**Task objective**
Format each line of the rows below as a JSON list of strings, one string per line, and leave out any blank lines.

## begin Given data

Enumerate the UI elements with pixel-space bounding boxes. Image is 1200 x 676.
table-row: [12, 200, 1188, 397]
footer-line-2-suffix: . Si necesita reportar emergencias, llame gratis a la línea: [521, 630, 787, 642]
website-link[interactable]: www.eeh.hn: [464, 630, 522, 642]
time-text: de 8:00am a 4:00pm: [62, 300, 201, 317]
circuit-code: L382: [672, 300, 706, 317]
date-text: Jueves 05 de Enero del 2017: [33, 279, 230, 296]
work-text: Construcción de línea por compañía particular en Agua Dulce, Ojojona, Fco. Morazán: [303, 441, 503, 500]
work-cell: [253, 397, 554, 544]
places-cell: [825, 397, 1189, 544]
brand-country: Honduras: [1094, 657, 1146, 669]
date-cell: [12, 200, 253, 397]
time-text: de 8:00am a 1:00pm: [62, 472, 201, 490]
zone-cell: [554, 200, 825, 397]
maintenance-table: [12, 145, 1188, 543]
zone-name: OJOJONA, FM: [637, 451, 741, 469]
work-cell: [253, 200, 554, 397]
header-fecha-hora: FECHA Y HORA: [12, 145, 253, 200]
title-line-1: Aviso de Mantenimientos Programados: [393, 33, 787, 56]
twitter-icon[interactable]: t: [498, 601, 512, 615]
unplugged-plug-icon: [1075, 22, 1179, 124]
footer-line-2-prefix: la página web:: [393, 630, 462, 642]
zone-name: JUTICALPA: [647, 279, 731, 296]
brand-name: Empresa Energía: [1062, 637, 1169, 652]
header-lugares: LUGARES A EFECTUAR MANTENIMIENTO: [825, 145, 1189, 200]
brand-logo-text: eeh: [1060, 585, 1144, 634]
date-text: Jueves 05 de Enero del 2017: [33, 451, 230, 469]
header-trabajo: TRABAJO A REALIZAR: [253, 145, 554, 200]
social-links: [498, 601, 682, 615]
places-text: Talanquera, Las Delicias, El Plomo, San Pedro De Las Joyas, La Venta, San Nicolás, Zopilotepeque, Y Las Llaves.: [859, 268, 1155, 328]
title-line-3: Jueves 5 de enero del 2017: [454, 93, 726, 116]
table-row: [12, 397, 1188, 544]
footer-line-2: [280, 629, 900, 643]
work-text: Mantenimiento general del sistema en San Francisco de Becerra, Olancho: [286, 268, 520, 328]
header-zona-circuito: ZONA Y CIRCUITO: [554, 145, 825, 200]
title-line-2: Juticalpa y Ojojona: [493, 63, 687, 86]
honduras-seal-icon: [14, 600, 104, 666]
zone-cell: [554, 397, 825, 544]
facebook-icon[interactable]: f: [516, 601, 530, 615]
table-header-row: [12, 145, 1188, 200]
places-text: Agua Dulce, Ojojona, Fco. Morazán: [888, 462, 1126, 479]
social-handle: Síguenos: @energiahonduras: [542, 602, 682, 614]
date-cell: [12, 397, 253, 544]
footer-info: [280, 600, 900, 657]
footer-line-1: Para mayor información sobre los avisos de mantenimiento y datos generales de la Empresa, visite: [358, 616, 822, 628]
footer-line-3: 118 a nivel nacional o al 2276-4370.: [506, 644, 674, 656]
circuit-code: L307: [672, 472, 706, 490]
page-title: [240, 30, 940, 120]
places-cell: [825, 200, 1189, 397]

## end Given data

**Final result**
[
  "Enumerate the UI elements with pixel-space bounding boxes. Image is 1200 x 676.",
  "table-row: [12, 200, 1188, 397]",
  "footer-line-2-suffix: . Si necesita reportar emergencias, llame gratis a la línea: [521, 630, 787, 642]",
  "website-link[interactable]: www.eeh.hn: [464, 630, 522, 642]",
  "time-text: de 8:00am a 4:00pm: [62, 300, 201, 317]",
  "circuit-code: L382: [672, 300, 706, 317]",
  "date-text: Jueves 05 de Enero del 2017: [33, 279, 230, 296]",
  "work-text: Construcción de línea por compañía particular en Agua Dulce, Ojojona, Fco. Morazán: [303, 441, 503, 500]",
  "work-cell: [253, 397, 554, 544]",
  "places-cell: [825, 397, 1189, 544]",
  "brand-country: Honduras: [1094, 657, 1146, 669]",
  "date-cell: [12, 200, 253, 397]",
  "time-text: de 8:00am a 1:00pm: [62, 472, 201, 490]",
  "zone-cell: [554, 200, 825, 397]",
  "maintenance-table: [12, 145, 1188, 543]",
  "zone-name: OJOJONA, FM: [637, 451, 741, 469]",
  "work-cell: [253, 200, 554, 397]",
  "header-fecha-hora: FECHA Y HORA: [12, 145, 253, 200]",
  "title-line-1: Aviso de Mantenimientos Programados: [393, 33, 787, 56]",
  "twitter-icon[interactable]: t: [498, 601, 512, 615]",
  "unplugged-plug-icon: [1075, 22, 1179, 124]",
  "footer-line-2-prefix: la página web:: [393, 630, 462, 642]",
  "zone-name: JUTICALPA: [647, 279, 731, 296]",
  "brand-name: Empresa Energía: [1062, 637, 1169, 652]",
  "header-lugares: LUGARES A EFECTUAR MANTENIMIENTO: [825, 145, 1189, 200]",
  "brand-logo-text: eeh: [1060, 585, 1144, 634]",
  "date-text: Jueves 05 de Enero del 2017: [33, 451, 230, 469]",
  "header-trabajo: TRABAJO A REALIZAR: [253, 145, 554, 200]",
  "social-links: [498, 601, 682, 615]",
  "places-text: Talanquera, Las Delicias, El Plomo, San Pedro De Las Joyas, La Venta, San Nicolás, Zopilotepeque, Y Las Llaves.: [859, 268, 1155, 328]",
  "title-line-3: Jueves 5 de enero del 2017: [454, 93, 726, 116]",
  "table-row: [12, 397, 1188, 544]",
  "footer-line-2: [280, 629, 900, 643]",
  "work-text: Mantenimiento general del sistema en San Francisco de Becerra, Olancho: [286, 268, 520, 328]",
  "header-zona-circuito: ZONA Y CIRCUITO: [554, 145, 825, 200]",
  "title-line-2: Juticalpa y Ojojona: [493, 63, 687, 86]",
  "honduras-seal-icon: [14, 600, 104, 666]",
  "zone-cell: [554, 397, 825, 544]",
  "facebook-icon[interactable]: f: [516, 601, 530, 615]",
  "table-header-row: [12, 145, 1188, 200]",
  "places-text: Agua Dulce, Ojojona, Fco. Morazán: [888, 462, 1126, 479]",
  "social-handle: Síguenos: @energiahonduras: [542, 602, 682, 614]",
  "date-cell: [12, 397, 253, 544]",
  "footer-info: [280, 600, 900, 657]",
  "footer-line-1: Para mayor información sobre los avisos de mantenimiento y datos generales de la Empresa, visite: [358, 616, 822, 628]",
  "footer-line-3: 118 a nivel nacional o al 2276-4370.: [506, 644, 674, 656]",
  "circuit-code: L307: [672, 472, 706, 490]",
  "page-title: [240, 30, 940, 120]",
  "places-cell: [825, 200, 1189, 397]"
]